_Exercise requirements_.
Set out each line from the following listing that includes the word "Agency".

(Stored data entries)

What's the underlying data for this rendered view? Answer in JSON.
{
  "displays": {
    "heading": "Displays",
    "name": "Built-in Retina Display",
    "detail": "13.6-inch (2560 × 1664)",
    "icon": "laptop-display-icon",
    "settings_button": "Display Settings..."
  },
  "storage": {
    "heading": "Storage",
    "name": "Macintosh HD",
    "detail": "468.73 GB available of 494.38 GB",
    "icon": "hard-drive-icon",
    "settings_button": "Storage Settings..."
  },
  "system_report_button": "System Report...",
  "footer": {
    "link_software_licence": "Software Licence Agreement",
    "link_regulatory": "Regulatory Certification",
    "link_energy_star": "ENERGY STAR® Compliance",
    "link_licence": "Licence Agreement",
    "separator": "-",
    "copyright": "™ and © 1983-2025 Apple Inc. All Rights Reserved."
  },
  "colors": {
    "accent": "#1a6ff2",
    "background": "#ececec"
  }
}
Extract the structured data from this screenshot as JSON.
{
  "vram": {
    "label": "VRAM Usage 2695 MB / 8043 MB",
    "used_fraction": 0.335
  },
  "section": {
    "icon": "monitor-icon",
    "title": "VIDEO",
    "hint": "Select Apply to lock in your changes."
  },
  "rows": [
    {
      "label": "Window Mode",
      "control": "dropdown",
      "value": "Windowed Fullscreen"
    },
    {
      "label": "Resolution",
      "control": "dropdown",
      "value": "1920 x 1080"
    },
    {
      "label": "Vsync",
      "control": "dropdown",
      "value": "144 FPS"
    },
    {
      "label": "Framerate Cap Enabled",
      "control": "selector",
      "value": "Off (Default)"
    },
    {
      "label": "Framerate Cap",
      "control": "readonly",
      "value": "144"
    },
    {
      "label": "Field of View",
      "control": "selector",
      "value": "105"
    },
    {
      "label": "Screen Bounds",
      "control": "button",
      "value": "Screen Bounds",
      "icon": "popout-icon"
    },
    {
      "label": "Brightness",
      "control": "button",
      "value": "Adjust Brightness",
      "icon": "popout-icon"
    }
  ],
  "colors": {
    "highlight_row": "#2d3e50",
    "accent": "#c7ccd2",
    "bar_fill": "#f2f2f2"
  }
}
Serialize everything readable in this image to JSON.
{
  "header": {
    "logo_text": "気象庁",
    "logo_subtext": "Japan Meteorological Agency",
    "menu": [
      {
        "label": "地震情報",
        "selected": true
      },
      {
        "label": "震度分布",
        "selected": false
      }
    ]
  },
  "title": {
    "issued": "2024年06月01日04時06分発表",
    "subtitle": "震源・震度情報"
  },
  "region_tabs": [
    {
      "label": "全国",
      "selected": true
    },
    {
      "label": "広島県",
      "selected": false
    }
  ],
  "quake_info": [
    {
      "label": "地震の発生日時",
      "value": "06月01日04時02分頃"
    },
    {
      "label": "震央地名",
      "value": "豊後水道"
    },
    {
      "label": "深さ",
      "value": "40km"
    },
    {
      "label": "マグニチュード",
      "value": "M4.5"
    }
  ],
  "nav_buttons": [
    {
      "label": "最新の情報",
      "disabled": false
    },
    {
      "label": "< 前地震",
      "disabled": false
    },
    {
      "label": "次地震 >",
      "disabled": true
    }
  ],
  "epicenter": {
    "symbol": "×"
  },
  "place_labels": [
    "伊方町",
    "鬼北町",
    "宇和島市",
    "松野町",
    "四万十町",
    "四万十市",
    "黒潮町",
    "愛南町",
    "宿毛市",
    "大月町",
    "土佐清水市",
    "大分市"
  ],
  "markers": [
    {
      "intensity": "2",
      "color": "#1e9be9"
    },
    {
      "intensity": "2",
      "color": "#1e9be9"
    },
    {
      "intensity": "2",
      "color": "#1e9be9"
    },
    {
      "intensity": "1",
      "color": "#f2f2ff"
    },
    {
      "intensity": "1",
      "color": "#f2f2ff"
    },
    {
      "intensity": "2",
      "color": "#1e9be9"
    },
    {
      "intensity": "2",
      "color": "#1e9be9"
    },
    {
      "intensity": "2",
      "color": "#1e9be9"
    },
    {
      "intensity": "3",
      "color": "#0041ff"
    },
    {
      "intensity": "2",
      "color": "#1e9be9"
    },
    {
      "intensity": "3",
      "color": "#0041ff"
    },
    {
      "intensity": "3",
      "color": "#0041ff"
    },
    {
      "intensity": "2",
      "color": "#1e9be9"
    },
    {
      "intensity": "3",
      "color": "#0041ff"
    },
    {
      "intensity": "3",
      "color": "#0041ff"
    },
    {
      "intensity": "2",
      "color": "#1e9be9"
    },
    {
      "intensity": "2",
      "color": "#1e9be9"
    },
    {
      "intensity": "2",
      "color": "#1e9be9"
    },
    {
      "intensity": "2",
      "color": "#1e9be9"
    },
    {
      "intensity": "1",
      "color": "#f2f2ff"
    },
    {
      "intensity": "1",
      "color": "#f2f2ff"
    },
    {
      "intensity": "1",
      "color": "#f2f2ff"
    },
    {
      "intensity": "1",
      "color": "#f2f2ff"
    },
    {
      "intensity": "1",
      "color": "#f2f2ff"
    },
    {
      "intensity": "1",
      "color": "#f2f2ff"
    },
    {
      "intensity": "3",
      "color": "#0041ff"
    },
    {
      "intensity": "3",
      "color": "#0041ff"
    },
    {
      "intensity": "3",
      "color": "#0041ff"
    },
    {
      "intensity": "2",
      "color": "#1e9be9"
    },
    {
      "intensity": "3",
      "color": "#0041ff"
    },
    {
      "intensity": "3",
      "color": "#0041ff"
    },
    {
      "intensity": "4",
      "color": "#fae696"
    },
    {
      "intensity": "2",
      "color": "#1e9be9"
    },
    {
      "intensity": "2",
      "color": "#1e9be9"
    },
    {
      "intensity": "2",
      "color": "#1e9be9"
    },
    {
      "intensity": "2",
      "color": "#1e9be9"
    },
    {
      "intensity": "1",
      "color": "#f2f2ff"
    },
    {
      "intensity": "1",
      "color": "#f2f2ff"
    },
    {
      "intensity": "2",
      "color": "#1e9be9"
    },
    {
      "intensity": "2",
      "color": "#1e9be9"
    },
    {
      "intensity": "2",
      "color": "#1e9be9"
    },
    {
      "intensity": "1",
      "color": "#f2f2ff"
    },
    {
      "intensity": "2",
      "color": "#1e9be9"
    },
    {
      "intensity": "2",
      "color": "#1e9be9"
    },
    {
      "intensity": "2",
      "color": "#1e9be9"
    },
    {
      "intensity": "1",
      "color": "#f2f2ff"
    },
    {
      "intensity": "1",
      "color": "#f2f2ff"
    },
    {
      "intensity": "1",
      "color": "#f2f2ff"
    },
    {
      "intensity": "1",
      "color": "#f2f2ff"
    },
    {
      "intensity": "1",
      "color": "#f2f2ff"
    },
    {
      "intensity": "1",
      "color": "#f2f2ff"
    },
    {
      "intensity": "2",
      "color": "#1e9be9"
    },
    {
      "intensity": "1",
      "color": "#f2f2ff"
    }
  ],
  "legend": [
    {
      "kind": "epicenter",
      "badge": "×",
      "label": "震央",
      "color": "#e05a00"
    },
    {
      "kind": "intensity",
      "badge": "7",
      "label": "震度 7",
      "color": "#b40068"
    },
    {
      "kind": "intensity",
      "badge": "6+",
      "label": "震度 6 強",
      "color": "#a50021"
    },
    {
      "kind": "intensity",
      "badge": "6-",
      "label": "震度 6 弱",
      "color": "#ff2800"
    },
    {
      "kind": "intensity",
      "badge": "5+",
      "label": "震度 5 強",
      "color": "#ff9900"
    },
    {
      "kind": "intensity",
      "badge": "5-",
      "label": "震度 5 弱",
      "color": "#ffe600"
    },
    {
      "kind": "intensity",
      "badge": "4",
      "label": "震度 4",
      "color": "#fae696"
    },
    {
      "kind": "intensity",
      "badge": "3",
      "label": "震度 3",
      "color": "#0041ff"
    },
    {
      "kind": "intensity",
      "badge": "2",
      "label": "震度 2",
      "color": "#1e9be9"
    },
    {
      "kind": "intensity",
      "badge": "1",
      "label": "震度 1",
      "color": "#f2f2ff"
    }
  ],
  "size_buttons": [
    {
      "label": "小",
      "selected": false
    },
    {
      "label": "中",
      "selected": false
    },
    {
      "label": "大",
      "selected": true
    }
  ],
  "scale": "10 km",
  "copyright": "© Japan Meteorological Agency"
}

_Solution to this exercise_.
    "logo_subtext": "Japan Meteorological Agency",
  "copyright": "© Japan Meteorological Agency"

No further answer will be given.